Records provided
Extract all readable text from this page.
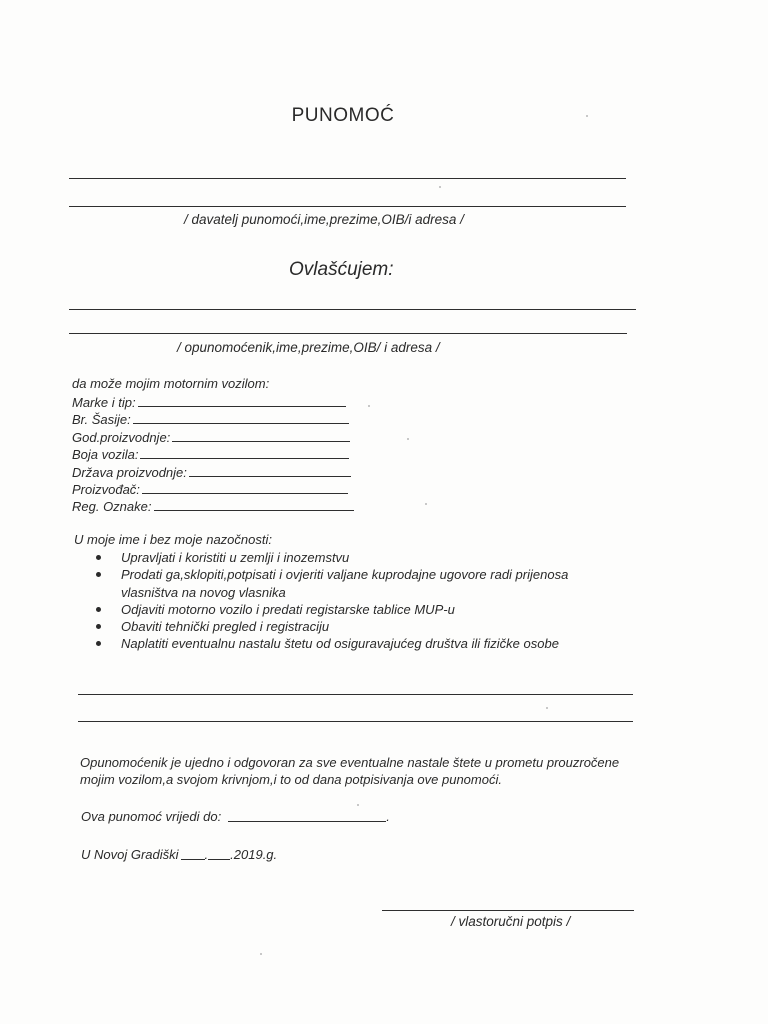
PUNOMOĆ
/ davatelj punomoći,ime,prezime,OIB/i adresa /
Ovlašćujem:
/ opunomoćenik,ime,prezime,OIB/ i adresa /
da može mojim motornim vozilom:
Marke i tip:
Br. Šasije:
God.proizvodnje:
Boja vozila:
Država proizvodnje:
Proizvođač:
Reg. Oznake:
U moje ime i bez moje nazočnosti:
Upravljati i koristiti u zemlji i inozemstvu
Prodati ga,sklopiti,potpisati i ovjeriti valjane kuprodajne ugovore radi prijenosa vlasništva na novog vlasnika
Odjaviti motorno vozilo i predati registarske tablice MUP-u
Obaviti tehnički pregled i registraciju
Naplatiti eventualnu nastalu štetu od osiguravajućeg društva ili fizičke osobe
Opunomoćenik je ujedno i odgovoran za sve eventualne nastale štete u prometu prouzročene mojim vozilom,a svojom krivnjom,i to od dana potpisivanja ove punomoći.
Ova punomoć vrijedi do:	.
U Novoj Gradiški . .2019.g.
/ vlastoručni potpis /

What to produce
From the listing, copy every line where the string "vozilom" appears.

Written answer
da može mojim motornim vozilom:
Opunomoćenik je ujedno i odgovoran za sve eventualne nastale štete u prometu prouzročene mojim vozilom,a svojom krivnjom,i to od dana potpisivanja ove punomoći.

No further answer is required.